Write out the entire listing below exactly, with the pictures left out.

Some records
---*---
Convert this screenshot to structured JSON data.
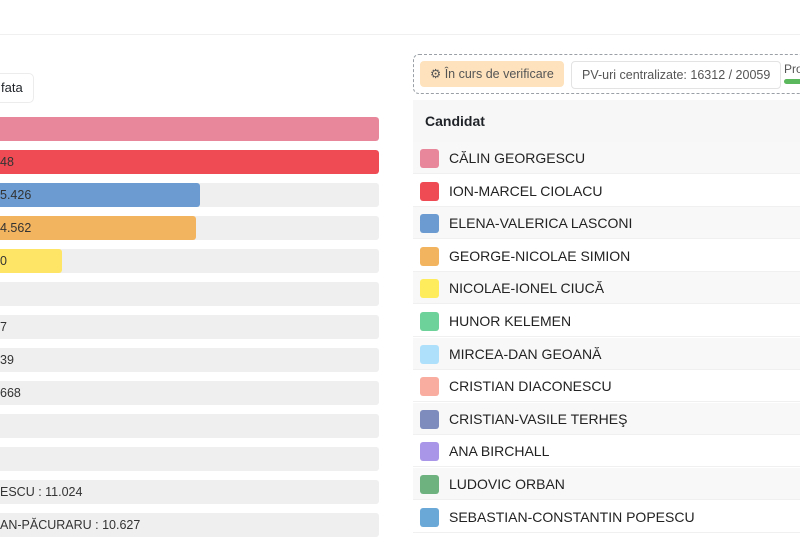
{
  "filter": {
    "label": "fata"
  },
  "bars": [
    {
      "label": "",
      "fill": 1.0,
      "color": "#e8879c"
    },
    {
      "label": "48",
      "fill": 1.0,
      "color": "#ee4b55"
    },
    {
      "label": "5.426",
      "fill": 0.528,
      "color": "#6b9bd1"
    },
    {
      "label": "4.562",
      "fill": 0.517,
      "color": "#f3b45f"
    },
    {
      "label": "0",
      "fill": 0.164,
      "color": "#ffe566"
    },
    {
      "label": "",
      "fill": 0,
      "color": "#6dd19a"
    },
    {
      "label": "7",
      "fill": 0,
      "color": "#aee0fc"
    },
    {
      "label": "39",
      "fill": 0,
      "color": "#f9ada0"
    },
    {
      "label": "668",
      "fill": 0,
      "color": "#7d8bbd"
    },
    {
      "label": "",
      "fill": 0,
      "color": "#a996e8"
    },
    {
      "label": "",
      "fill": 0,
      "color": "#6db27f"
    },
    {
      "label": "ESCU : 11.024",
      "fill": 0,
      "color": "#6aa8d8"
    },
    {
      "label": "AN-PĂCURARU : 10.627",
      "fill": 0,
      "color": "#cccccc"
    }
  ],
  "status": {
    "icon": "gear-icon",
    "label": "În curs de verificare"
  },
  "pv": {
    "label": "PV-uri centralizate: 16312 / 20059"
  },
  "progress": {
    "label": "Pro",
    "value": 0.813
  },
  "table": {
    "header": "Candidat",
    "rows": [
      {
        "name": "CĂLIN GEORGESCU",
        "color": "#e8879c"
      },
      {
        "name": "ION-MARCEL CIOLACU",
        "color": "#ee4b55"
      },
      {
        "name": "ELENA-VALERICA LASCONI",
        "color": "#6b9bd1"
      },
      {
        "name": "GEORGE-NICOLAE SIMION",
        "color": "#f3b45f"
      },
      {
        "name": "NICOLAE-IONEL CIUCĂ",
        "color": "#ffec5c"
      },
      {
        "name": "HUNOR KELEMEN",
        "color": "#6dd19a"
      },
      {
        "name": "MIRCEA-DAN GEOANĂ",
        "color": "#aee0fc"
      },
      {
        "name": "CRISTIAN DIACONESCU",
        "color": "#f9ada0"
      },
      {
        "name": "CRISTIAN-VASILE TERHEŞ",
        "color": "#7d8bbd"
      },
      {
        "name": "ANA BIRCHALL",
        "color": "#a996e8"
      },
      {
        "name": "LUDOVIC ORBAN",
        "color": "#6db27f"
      },
      {
        "name": "SEBASTIAN-CONSTANTIN POPESCU",
        "color": "#6aa8d8"
      }
    ]
  }
}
---*---
* COMPLETE ANSWER
Convert this screenshot to structured JSON data.
{
  "filter": {
    "label": "fata"
  },
  "bars": [
    {
      "label": "",
      "fill": 1.0,
      "color": "#e8879c"
    },
    {
      "label": "48",
      "fill": 1.0,
      "color": "#ee4b55"
    },
    {
      "label": "5.426",
      "fill": 0.528,
      "color": "#6b9bd1"
    },
    {
      "label": "4.562",
      "fill": 0.517,
      "color": "#f3b45f"
    },
    {
      "label": "0",
      "fill": 0.164,
      "color": "#ffe566"
    },
    {
      "label": "",
      "fill": 0,
      "color": "#6dd19a"
    },
    {
      "label": "7",
      "fill": 0,
      "color": "#aee0fc"
    },
    {
      "label": "39",
      "fill": 0,
      "color": "#f9ada0"
    },
    {
      "label": "668",
      "fill": 0,
      "color": "#7d8bbd"
    },
    {
      "label": "",
      "fill": 0,
      "color": "#a996e8"
    },
    {
      "label": "",
      "fill": 0,
      "color": "#6db27f"
    },
    {
      "label": "ESCU : 11.024",
      "fill": 0,
      "color": "#6aa8d8"
    },
    {
      "label": "AN-PĂCURARU : 10.627",
      "fill": 0,
      "color": "#cccccc"
    }
  ],
  "status": {
    "icon": "gear-icon",
    "label": "În curs de verificare"
  },
  "pv": {
    "label": "PV-uri centralizate: 16312 / 20059"
  },
  "progress": {
    "label": "Pro",
    "value": 0.813
  },
  "table": {
    "header": "Candidat",
    "rows": [
      {
        "name": "CĂLIN GEORGESCU",
        "color": "#e8879c"
      },
      {
        "name": "ION-MARCEL CIOLACU",
        "color": "#ee4b55"
      },
      {
        "name": "ELENA-VALERICA LASCONI",
        "color": "#6b9bd1"
      },
      {
        "name": "GEORGE-NICOLAE SIMION",
        "color": "#f3b45f"
      },
      {
        "name": "NICOLAE-IONEL CIUCĂ",
        "color": "#ffec5c"
      },
      {
        "name": "HUNOR KELEMEN",
        "color": "#6dd19a"
      },
      {
        "name": "MIRCEA-DAN GEOANĂ",
        "color": "#aee0fc"
      },
      {
        "name": "CRISTIAN DIACONESCU",
        "color": "#f9ada0"
      },
      {
        "name": "CRISTIAN-VASILE TERHEŞ",
        "color": "#7d8bbd"
      },
      {
        "name": "ANA BIRCHALL",
        "color": "#a996e8"
      },
      {
        "name": "LUDOVIC ORBAN",
        "color": "#6db27f"
      },
      {
        "name": "SEBASTIAN-CONSTANTIN POPESCU",
        "color": "#6aa8d8"
      }
    ]
  }
}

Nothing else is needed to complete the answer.